Problem — Retype the stretch of the forum thread about the Cadastre tutorial's "referenceFrame" parameter from "Looks like it's" through "the world etc.", character for character.

Cadastre tutorial: Explanations on the "referenceFrame" parameter needed

[fnicollet]

Hello,

I am now trying to reproduce the Cadastre tutorial but on my own data (TIFF and LAS files). Quite early in the tutorial, you execute:

mapproxy-calipers srtm/dem --referenceFrame melown2015

What does "--referenceFrame melown2015" mean exactly? Because nowhere before, a referenceFrame was created. Is it something that already exist? Why 2015? I found the page with more explanations (http://melown.readthedocs.io/en/latest/introduction.html#reference-frame), but there should be some details about this magical value here :)

[fnicollet]

Looks like it's taken from a default config file here: https://github.com/Melown/vts-registry/blob/master/registry/registry/referenceframes.json

[fnicollet]

So the actual question is: Do I need to add a referenceFrame to the registry or should I reuse melown2015? My TIFF files are in a french projection, not sure if that needs to be taken into consideration at this step

[vaclavblazek]

A reference frames describes the world: what spatial reference system it uses (and whence what celestial body it models), how is are individual tiles in the tile tree mapped to the world etc.

Reference frames, spatial reference system (SRS) and historically other stuff are taken from VTS registry. Registry is a database shared between components that must be installed on every system VTS software is running. You got it via dependencies in thevts-registry debian package.

Why reference frame melown2015 has 2015 in the name? Is kinda boring: it was specified in the year 2015.

melown2015 reference frame models Earth in geocentric coordinates: full 3D globe. Tile space is divided in a way where major part of the planet is covered in tiles whose spatial division uses so called Pseudo-Mercator SRS that allows us to directly use existing raster map tiles as boundlayer textures, for example we use tiles Bing Maps in our cloud service. Since Psedo-Mercator is defined only in between +85.05 and -85.05 degrees of latitude the remaining cca 5 degrees in the polar areas are modelled via polar stereographic projections.

It doesn't matter what input SRS your data are. Reference frame says how they will be represented in the VTS system and displayed to the user, like:

• melown2015 is whole Earth as a globe described above
• webmerc-projected uses only Pseudo-Mercator projection for Earth while physical data are also in this projected system: you get flat square representation of majority of the planet
• mars-qsc describes planet Mars using 6 different QSC projections
• earth-qsc is Earths equivalent of mars-qsc

In general stick with the melown2015 reference frame for Earth.

[fnicollet]

got it, i'll stick with melown2015 then, thanks 👍

[vaclavblazek]

If you play with bound layers, then ignore this comment. If you want to generate a surface from some TIFF dataset then this is important:

There is one requirement for the input DEM datasets: vertical system must be compatible with vertical system used in VTS. Two vertical system are compatible:

• either they use same reference ellipsoid (e.g. WGS84 for melown-2015)
• or the SRS use vertical system that models local sea level that heights in this system are within reasonable error from geoid combined with reference frames's reference ellipsoid (e.g. WGS84 + EGM96 geoid for melown-2015)

Records shown —

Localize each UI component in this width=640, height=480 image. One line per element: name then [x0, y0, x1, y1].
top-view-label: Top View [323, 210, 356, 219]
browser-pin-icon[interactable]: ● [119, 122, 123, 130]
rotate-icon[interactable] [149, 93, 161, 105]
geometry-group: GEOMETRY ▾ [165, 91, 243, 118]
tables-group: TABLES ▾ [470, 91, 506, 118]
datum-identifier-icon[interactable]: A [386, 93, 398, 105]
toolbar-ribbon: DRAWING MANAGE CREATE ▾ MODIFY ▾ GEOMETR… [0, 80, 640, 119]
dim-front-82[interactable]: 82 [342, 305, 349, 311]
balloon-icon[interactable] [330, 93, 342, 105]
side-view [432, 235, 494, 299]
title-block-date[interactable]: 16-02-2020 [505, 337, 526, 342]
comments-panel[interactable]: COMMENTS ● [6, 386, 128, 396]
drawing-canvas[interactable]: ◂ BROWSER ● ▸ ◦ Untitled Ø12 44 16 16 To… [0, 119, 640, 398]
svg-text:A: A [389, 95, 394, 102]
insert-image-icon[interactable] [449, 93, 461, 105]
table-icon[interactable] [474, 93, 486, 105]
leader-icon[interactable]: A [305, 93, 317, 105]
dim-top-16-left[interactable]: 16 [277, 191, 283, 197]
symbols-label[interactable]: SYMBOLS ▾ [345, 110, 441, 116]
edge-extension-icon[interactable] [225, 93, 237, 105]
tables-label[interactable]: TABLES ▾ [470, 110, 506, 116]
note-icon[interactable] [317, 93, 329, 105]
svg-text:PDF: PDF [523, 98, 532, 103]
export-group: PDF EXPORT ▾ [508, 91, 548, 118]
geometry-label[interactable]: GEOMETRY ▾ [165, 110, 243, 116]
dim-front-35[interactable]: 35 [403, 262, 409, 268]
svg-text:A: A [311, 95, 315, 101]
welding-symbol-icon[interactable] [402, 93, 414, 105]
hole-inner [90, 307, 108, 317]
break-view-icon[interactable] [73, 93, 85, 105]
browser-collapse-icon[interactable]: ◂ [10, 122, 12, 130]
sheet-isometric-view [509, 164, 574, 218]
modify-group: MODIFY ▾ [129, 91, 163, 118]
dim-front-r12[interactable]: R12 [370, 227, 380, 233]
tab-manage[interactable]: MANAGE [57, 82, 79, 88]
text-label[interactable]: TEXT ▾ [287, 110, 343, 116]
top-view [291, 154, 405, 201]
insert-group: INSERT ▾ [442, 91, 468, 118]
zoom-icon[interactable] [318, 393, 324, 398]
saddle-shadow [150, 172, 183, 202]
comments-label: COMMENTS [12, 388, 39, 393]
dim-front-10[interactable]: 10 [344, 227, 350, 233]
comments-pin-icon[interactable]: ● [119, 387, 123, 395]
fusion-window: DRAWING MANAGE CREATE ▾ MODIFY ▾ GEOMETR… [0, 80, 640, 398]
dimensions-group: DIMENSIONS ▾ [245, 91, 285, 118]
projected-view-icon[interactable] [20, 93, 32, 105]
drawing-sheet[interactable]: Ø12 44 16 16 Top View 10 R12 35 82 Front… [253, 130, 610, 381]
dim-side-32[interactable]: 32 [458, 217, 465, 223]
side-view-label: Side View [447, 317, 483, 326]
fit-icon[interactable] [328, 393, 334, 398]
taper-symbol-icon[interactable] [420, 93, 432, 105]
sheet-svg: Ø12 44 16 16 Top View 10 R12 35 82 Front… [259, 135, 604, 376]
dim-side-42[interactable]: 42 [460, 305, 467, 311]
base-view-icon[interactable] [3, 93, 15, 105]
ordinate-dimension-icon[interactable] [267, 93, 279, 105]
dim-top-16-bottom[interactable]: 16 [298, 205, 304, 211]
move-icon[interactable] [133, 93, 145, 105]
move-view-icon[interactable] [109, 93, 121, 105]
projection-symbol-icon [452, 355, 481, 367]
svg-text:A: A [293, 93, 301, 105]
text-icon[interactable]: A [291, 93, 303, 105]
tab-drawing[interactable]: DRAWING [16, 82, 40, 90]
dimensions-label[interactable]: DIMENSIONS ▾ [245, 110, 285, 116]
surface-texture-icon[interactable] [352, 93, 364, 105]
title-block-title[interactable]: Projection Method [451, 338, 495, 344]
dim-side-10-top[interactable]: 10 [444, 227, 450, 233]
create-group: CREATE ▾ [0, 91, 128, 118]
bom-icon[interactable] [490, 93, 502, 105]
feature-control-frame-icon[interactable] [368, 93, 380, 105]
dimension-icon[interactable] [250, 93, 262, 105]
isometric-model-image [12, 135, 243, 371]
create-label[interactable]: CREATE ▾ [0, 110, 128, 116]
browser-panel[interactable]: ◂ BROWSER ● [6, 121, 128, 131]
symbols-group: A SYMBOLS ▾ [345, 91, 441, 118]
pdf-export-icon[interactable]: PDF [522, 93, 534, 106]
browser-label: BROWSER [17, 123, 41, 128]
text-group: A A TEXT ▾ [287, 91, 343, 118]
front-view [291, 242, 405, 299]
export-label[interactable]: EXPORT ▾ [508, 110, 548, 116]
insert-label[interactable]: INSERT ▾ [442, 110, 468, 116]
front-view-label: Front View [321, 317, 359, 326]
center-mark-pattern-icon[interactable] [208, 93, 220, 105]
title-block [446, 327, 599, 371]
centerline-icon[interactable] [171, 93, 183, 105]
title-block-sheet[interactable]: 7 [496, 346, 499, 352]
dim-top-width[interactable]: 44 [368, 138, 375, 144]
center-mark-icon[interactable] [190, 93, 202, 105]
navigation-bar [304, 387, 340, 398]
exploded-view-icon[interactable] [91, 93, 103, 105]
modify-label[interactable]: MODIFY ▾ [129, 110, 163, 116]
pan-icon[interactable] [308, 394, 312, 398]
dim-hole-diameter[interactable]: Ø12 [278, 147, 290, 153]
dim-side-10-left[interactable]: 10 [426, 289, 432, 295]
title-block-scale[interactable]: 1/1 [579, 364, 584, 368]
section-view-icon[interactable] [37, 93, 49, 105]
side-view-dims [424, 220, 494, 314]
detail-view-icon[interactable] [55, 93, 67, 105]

Your response —
Looks like it's taken from a default config file here: https://github.com/Melown/vts-registry/blob/master/registry/registry/referenceframes.json

[fnicollet]

So the actual question is: Do I need to add a referenceFrame to the registry or should I reuse melown2015? My TIFF files are in a french projection, not sure if that needs to be taken into consideration at this step

[vaclavblazek]

A reference frames describes the world: what spatial reference system it uses (and whence what celestial body it models), how is are individual tiles in the tile tree mapped to the world etc.